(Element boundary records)
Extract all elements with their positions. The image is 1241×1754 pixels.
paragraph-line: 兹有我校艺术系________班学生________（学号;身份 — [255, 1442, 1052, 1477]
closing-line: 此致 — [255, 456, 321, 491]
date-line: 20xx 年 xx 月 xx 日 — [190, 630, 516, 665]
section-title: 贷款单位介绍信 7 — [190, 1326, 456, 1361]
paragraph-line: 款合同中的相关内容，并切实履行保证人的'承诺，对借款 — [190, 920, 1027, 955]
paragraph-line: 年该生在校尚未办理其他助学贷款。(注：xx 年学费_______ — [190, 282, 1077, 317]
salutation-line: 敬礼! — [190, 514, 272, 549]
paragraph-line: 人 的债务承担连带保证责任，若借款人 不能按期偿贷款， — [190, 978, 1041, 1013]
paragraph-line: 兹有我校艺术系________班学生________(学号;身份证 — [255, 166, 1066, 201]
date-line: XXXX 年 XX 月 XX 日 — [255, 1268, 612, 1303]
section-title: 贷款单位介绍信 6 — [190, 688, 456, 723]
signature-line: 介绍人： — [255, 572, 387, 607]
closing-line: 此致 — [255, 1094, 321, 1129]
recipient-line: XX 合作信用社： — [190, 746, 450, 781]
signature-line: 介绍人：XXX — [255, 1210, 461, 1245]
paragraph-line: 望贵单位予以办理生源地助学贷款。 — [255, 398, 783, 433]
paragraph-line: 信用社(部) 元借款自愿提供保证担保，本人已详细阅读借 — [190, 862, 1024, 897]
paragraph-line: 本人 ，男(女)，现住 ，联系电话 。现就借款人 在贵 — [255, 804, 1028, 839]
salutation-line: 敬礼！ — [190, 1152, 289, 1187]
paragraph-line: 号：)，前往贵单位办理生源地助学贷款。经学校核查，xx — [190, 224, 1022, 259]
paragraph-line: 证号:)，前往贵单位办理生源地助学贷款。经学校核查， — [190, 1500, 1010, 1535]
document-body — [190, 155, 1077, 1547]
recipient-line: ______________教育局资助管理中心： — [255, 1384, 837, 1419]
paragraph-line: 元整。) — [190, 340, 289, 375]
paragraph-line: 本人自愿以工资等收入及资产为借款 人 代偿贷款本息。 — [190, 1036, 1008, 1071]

Your task:
Reproduce the lines from the start of the records through the line containing "date-line: XXXX 年", with both ends included.

The output:
Extract all elements with their positions. The image is 1241×1754 pixels.
paragraph-line: 兹有我校艺术系________班学生________（学号;身份 — [255, 1442, 1052, 1477]
closing-line: 此致 — [255, 456, 321, 491]
date-line: 20xx 年 xx 月 xx 日 — [190, 630, 516, 665]
section-title: 贷款单位介绍信 7 — [190, 1326, 456, 1361]
paragraph-line: 款合同中的相关内容，并切实履行保证人的'承诺，对借款 — [190, 920, 1027, 955]
paragraph-line: 年该生在校尚未办理其他助学贷款。(注：xx 年学费_______ — [190, 282, 1077, 317]
salutation-line: 敬礼! — [190, 514, 272, 549]
paragraph-line: 人 的债务承担连带保证责任，若借款人 不能按期偿贷款， — [190, 978, 1041, 1013]
paragraph-line: 兹有我校艺术系________班学生________(学号;身份证 — [255, 166, 1066, 201]
date-line: XXXX 年 XX 月 XX 日 — [255, 1268, 612, 1303]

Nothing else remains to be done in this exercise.